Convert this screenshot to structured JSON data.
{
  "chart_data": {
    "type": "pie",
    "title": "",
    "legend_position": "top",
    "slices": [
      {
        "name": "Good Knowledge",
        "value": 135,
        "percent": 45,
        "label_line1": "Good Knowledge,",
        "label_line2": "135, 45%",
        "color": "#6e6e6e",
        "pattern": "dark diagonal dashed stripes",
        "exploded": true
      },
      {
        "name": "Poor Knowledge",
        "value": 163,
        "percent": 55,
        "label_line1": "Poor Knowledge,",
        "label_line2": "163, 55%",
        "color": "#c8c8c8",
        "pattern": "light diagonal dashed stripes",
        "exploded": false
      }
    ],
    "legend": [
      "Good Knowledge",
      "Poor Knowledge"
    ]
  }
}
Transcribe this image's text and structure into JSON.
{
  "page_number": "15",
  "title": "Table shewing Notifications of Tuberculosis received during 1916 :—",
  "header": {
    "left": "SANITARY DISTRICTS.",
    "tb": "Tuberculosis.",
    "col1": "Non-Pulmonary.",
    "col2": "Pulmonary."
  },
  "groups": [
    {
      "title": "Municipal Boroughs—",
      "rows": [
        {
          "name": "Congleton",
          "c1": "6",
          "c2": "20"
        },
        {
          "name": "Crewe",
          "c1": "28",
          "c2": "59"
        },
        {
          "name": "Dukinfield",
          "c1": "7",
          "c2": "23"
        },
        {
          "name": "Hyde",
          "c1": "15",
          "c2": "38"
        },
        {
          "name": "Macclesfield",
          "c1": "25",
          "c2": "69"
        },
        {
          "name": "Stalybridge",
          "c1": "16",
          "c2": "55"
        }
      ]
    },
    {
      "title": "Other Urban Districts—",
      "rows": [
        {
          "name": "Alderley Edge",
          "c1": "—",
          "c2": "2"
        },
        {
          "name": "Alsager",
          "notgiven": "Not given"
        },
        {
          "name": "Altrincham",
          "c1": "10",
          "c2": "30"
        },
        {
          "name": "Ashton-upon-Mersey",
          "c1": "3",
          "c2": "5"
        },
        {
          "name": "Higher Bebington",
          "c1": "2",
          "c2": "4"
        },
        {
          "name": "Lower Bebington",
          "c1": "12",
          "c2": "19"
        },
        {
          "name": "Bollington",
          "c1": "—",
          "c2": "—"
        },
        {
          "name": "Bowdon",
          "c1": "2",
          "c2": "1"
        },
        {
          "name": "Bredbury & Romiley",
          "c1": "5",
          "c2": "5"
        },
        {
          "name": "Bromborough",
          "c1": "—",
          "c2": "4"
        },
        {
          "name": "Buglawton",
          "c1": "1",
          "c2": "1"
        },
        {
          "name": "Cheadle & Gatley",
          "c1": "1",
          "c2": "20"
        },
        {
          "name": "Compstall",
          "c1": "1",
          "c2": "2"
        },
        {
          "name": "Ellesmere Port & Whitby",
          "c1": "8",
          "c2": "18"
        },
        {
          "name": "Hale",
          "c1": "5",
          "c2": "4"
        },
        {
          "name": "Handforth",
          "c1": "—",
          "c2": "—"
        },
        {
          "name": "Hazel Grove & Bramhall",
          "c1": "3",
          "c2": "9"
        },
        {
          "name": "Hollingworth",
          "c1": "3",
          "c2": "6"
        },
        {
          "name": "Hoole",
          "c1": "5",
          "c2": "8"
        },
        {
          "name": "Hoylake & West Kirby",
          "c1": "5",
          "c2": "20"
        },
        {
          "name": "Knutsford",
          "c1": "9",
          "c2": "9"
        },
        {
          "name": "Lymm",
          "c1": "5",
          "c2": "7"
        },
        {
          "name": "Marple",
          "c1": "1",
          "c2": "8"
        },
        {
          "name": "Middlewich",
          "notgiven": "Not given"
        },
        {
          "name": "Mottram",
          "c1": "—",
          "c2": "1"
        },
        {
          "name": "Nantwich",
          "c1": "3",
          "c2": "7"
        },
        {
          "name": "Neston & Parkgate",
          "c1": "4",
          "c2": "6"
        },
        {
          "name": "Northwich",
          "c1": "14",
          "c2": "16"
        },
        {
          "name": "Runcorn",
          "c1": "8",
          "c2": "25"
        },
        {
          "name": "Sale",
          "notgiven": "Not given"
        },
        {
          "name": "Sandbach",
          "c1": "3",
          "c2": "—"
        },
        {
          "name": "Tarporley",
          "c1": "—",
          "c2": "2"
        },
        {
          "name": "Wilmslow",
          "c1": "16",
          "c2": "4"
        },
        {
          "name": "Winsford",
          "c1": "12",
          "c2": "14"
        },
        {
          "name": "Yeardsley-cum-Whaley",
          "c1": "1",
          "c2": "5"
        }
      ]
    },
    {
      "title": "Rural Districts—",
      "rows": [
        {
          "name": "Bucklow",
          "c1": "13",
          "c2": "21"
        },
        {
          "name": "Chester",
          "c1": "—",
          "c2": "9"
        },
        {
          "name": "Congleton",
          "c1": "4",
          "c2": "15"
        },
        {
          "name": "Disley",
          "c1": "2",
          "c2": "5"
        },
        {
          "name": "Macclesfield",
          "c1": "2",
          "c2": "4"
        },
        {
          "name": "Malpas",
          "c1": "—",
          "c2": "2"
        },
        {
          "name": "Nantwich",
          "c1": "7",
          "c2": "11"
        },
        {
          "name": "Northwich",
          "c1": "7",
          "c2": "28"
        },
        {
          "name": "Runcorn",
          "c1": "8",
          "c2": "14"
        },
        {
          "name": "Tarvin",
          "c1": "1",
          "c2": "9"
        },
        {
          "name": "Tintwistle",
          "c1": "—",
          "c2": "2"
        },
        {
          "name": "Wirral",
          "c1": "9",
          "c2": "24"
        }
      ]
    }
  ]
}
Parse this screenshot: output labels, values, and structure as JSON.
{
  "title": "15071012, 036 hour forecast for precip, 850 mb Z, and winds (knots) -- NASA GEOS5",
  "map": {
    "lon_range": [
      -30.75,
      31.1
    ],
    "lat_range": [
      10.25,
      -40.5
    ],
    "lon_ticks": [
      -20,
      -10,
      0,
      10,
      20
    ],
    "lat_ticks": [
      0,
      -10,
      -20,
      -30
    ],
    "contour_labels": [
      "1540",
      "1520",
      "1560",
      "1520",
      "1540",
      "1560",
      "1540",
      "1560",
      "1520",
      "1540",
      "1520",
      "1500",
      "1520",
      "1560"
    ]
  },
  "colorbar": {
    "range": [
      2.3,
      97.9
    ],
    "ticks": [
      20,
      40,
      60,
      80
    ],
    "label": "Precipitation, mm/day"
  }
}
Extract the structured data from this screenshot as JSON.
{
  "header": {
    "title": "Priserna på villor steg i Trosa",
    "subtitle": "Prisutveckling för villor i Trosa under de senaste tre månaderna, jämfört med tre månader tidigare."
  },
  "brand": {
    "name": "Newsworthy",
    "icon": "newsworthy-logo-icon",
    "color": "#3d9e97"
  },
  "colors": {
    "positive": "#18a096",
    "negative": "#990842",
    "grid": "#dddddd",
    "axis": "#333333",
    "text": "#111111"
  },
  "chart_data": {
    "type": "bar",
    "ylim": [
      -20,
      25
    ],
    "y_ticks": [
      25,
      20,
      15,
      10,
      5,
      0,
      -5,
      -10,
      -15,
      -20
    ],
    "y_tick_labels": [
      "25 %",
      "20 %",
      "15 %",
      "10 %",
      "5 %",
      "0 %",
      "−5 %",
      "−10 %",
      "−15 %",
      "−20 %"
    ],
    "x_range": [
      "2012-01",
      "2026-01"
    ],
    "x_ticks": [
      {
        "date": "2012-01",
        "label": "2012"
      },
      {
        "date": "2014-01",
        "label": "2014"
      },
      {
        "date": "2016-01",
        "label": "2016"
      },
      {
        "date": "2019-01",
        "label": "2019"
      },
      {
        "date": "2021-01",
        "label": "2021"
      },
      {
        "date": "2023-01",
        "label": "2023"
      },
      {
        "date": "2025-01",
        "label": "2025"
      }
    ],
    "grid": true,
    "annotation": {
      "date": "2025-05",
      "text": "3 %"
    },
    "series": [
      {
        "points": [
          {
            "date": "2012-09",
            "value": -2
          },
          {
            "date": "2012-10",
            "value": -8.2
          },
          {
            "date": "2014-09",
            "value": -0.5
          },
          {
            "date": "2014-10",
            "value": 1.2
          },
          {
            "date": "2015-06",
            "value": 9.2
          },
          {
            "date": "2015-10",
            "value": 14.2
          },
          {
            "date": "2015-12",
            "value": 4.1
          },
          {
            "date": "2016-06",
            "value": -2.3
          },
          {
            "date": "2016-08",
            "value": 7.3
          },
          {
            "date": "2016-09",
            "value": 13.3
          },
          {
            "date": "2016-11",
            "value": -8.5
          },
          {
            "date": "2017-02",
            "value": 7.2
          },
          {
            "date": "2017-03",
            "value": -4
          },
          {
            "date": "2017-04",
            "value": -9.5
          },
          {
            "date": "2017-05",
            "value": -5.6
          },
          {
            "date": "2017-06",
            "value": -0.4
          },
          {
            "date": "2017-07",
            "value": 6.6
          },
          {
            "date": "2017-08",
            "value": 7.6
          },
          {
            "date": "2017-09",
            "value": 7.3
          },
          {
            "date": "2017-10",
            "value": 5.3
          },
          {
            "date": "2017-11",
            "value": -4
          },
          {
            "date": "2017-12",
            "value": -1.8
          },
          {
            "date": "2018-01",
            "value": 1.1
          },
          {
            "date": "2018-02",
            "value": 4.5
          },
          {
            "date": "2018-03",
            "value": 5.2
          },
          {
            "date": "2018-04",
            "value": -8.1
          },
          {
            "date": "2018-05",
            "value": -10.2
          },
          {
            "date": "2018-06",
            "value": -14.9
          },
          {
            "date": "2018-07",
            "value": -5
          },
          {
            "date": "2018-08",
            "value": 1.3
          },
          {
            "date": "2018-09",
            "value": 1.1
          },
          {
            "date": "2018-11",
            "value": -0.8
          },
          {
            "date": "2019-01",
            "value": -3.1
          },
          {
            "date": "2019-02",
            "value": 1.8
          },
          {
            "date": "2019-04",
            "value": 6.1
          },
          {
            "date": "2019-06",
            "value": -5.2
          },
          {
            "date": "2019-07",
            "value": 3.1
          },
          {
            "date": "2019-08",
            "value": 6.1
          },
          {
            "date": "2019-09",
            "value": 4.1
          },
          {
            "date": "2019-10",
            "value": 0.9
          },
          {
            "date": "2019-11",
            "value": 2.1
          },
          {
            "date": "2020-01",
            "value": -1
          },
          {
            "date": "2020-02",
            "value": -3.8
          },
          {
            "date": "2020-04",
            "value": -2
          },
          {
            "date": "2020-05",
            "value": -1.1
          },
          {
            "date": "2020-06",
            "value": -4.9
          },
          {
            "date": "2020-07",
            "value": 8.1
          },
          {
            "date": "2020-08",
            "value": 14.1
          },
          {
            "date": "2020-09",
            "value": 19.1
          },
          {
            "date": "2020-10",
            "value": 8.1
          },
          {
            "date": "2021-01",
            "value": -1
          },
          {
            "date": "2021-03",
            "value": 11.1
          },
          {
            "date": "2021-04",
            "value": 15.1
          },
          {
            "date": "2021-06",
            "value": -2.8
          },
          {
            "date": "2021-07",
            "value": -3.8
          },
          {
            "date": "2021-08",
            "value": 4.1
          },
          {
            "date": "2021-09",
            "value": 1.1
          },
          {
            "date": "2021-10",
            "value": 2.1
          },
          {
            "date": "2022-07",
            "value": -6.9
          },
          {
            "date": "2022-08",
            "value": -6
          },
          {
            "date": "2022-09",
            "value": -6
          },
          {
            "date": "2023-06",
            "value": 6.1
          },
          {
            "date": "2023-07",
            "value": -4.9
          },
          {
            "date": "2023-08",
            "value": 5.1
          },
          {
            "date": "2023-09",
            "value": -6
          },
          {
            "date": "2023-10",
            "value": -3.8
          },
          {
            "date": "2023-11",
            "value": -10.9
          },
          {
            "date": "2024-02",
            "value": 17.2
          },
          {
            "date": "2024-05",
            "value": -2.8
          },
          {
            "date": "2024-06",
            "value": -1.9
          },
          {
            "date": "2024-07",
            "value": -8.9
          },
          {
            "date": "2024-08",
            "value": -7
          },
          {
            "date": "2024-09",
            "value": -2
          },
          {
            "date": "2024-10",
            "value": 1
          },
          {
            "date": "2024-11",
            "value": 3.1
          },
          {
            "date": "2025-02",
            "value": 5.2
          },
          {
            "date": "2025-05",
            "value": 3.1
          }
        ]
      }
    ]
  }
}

++++++

**Work required:** Which lines include "pattern"? Copy each of them out.

**Task response:**
        "pattern": "dark diagonal dashed stripes",
        "pattern": "light diagonal dashed stripes",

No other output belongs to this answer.